Listed records:
•••

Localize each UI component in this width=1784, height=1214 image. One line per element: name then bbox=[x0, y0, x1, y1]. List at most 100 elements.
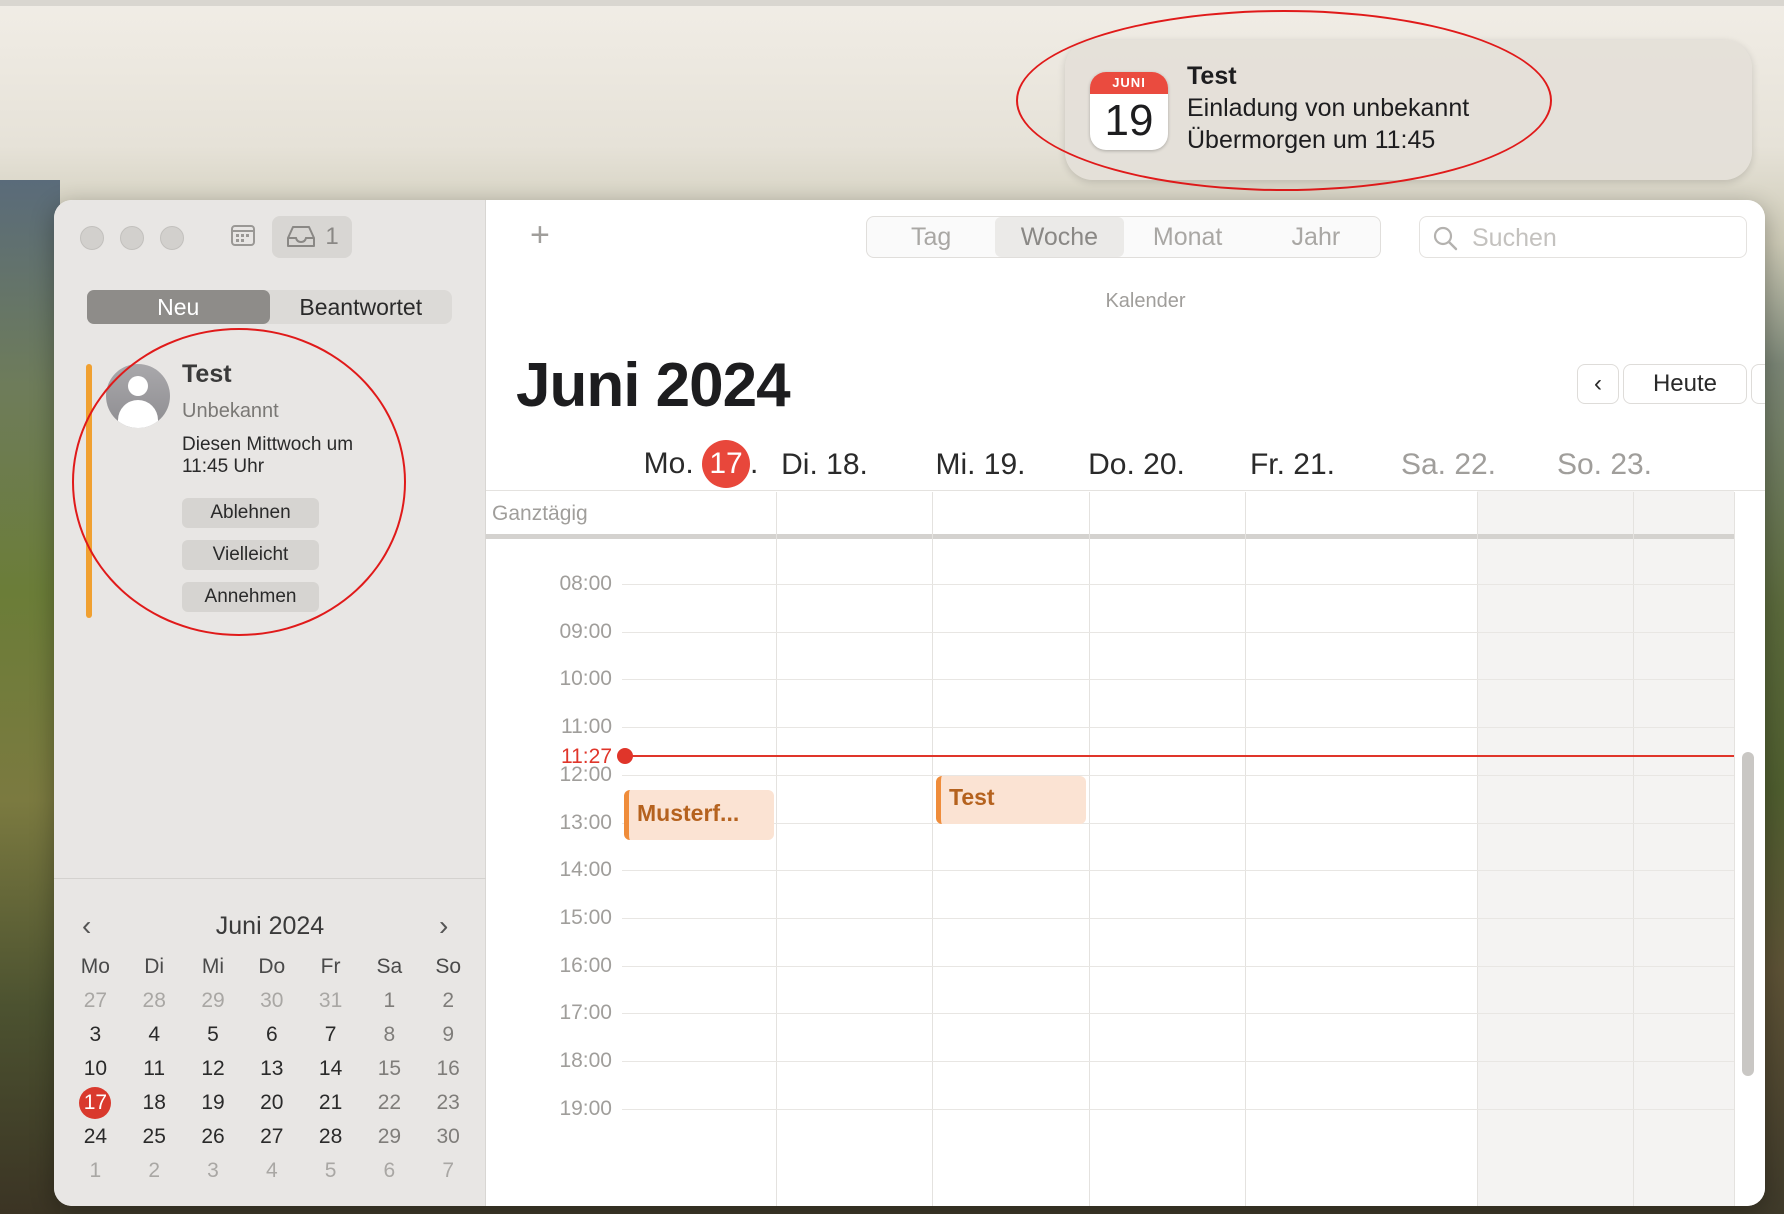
prev-week-button[interactable]: ‹ bbox=[1577, 364, 1619, 404]
mini-day[interactable]: 5 bbox=[184, 1018, 243, 1052]
mini-day[interactable]: 15 bbox=[360, 1052, 419, 1086]
zoom-window-button[interactable] bbox=[160, 226, 184, 250]
mini-day[interactable]: 29 bbox=[184, 984, 243, 1018]
mini-day[interactable]: 4 bbox=[125, 1018, 184, 1052]
mini-day[interactable]: 11 bbox=[125, 1052, 184, 1086]
hour-line bbox=[622, 822, 1734, 824]
next-week-button[interactable]: › bbox=[1751, 364, 1765, 404]
invitations-segment-control: Neu Beantwortet bbox=[87, 290, 452, 324]
mini-day[interactable]: 29 bbox=[360, 1120, 419, 1154]
mini-day[interactable]: 6 bbox=[360, 1154, 419, 1188]
mini-day[interactable]: 2 bbox=[419, 984, 478, 1018]
tab-week[interactable]: Woche bbox=[995, 217, 1124, 257]
hour-label: 10:00 bbox=[559, 667, 612, 691]
mini-day[interactable]: 13 bbox=[242, 1052, 301, 1086]
mini-calendar-header: ‹ Juni 2024 › bbox=[54, 908, 486, 944]
day-header-wed[interactable]: Mi. 19. bbox=[890, 448, 1071, 482]
mini-weekday: Fr bbox=[320, 955, 341, 978]
mini-day[interactable]: 22 bbox=[360, 1086, 419, 1120]
hour-label: 18:00 bbox=[559, 1049, 612, 1072]
mini-weekday: Do bbox=[258, 955, 286, 978]
mini-weekday: Di bbox=[144, 955, 165, 978]
mini-day[interactable]: 28 bbox=[125, 984, 184, 1018]
weekend-shading bbox=[1477, 490, 1734, 1206]
mini-day[interactable]: 6 bbox=[242, 1018, 301, 1052]
mini-day[interactable]: 20 bbox=[242, 1086, 301, 1120]
mini-day[interactable]: 7 bbox=[419, 1154, 478, 1188]
mini-day[interactable]: 1 bbox=[360, 984, 419, 1018]
inbox-button[interactable]: 1 bbox=[272, 216, 352, 258]
mini-day[interactable]: 23 bbox=[419, 1086, 478, 1120]
add-event-button[interactable]: + bbox=[530, 216, 550, 255]
mini-day[interactable]: 3 bbox=[66, 1018, 125, 1052]
mini-weekday: Sa bbox=[376, 955, 403, 978]
mini-weekday: Mo bbox=[80, 955, 110, 978]
hour-line bbox=[622, 679, 1734, 681]
event-musterf[interactable]: Musterf... bbox=[624, 790, 774, 840]
mini-day[interactable]: 26 bbox=[184, 1120, 243, 1154]
tab-month[interactable]: Monat bbox=[1124, 217, 1252, 257]
mini-day[interactable]: 27 bbox=[66, 984, 125, 1018]
search-icon bbox=[1432, 225, 1458, 251]
minimize-window-button[interactable] bbox=[120, 226, 144, 250]
desktop-top-strip bbox=[0, 0, 1784, 6]
allday-divider bbox=[486, 534, 1734, 539]
mini-day[interactable]: 8 bbox=[360, 1018, 419, 1052]
hour-label: 14:00 bbox=[559, 858, 612, 882]
hour-line bbox=[622, 965, 1734, 967]
close-window-button[interactable] bbox=[80, 226, 104, 250]
mini-day[interactable]: 14 bbox=[301, 1052, 360, 1086]
mini-day[interactable]: 30 bbox=[242, 984, 301, 1018]
tab-day[interactable]: Tag bbox=[867, 217, 995, 257]
mini-day[interactable]: 7 bbox=[301, 1018, 360, 1052]
hour-line bbox=[622, 917, 1734, 919]
day-header-fri[interactable]: Fr. 21. bbox=[1202, 448, 1383, 482]
mini-day[interactable]: 21 bbox=[301, 1086, 360, 1120]
mini-day[interactable]: 12 bbox=[184, 1052, 243, 1086]
mini-day[interactable]: 27 bbox=[242, 1120, 301, 1154]
mini-day[interactable]: 5 bbox=[301, 1154, 360, 1188]
mini-day[interactable]: 31 bbox=[301, 984, 360, 1018]
mini-day[interactable]: 10 bbox=[66, 1052, 125, 1086]
mini-calendar-title: Juni 2024 bbox=[215, 912, 325, 940]
mini-next-month-icon[interactable]: › bbox=[439, 908, 448, 944]
annotation-circle-invitation bbox=[72, 328, 406, 636]
tab-year[interactable]: Jahr bbox=[1252, 217, 1380, 257]
mini-day[interactable]: 28 bbox=[301, 1120, 360, 1154]
mini-day[interactable]: 25 bbox=[125, 1120, 184, 1154]
mini-day[interactable]: 4 bbox=[242, 1154, 301, 1188]
calendar-list-icon[interactable] bbox=[228, 220, 258, 250]
mini-day[interactable]: 19 bbox=[184, 1086, 243, 1120]
day-divider bbox=[1245, 492, 1246, 1206]
today-button[interactable]: Heute bbox=[1623, 364, 1747, 404]
mini-day[interactable]: 17 bbox=[66, 1086, 125, 1120]
event-test[interactable]: Test bbox=[936, 776, 1086, 824]
hour-line bbox=[622, 1061, 1734, 1062]
mini-day[interactable]: 18 bbox=[125, 1086, 184, 1120]
segment-new[interactable]: Neu bbox=[87, 290, 270, 324]
hour-label: 19:00 bbox=[559, 1096, 612, 1120]
hour-line bbox=[622, 1108, 1734, 1110]
day-header-thu[interactable]: Do. 20. bbox=[1046, 448, 1227, 482]
day-header-sun[interactable]: So. 23. bbox=[1514, 448, 1695, 482]
current-time-label: 11:27 bbox=[561, 745, 612, 768]
view-switcher: Tag Woche Monat Jahr bbox=[866, 216, 1381, 258]
desktop-wallpaper bbox=[0, 180, 60, 1214]
mini-day[interactable]: 9 bbox=[419, 1018, 478, 1052]
mini-day[interactable]: 1 bbox=[66, 1154, 125, 1188]
hour-label: 08:00 bbox=[559, 572, 612, 595]
segment-answered[interactable]: Beantwortet bbox=[270, 290, 453, 324]
hour-line bbox=[622, 584, 1734, 585]
mini-day[interactable]: 3 bbox=[184, 1154, 243, 1188]
mini-day[interactable]: 24 bbox=[66, 1120, 125, 1154]
mini-day[interactable]: 2 bbox=[125, 1154, 184, 1188]
mini-day[interactable]: 16 bbox=[419, 1052, 478, 1086]
mini-day[interactable]: 30 bbox=[419, 1120, 478, 1154]
day-header-tue[interactable]: Di. 18. bbox=[734, 448, 915, 482]
search-placeholder: Suchen bbox=[1472, 224, 1557, 252]
day-header-sat[interactable]: Sa. 22. bbox=[1358, 448, 1539, 482]
vertical-scrollbar[interactable] bbox=[1742, 752, 1754, 1076]
hour-label: 13:00 bbox=[559, 810, 612, 834]
search-field[interactable]: Suchen bbox=[1419, 216, 1747, 258]
hour-line bbox=[622, 1013, 1734, 1015]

•••

Tally how many lines of the items contain the string "search", with case counting, and give only the number.

Reply:
3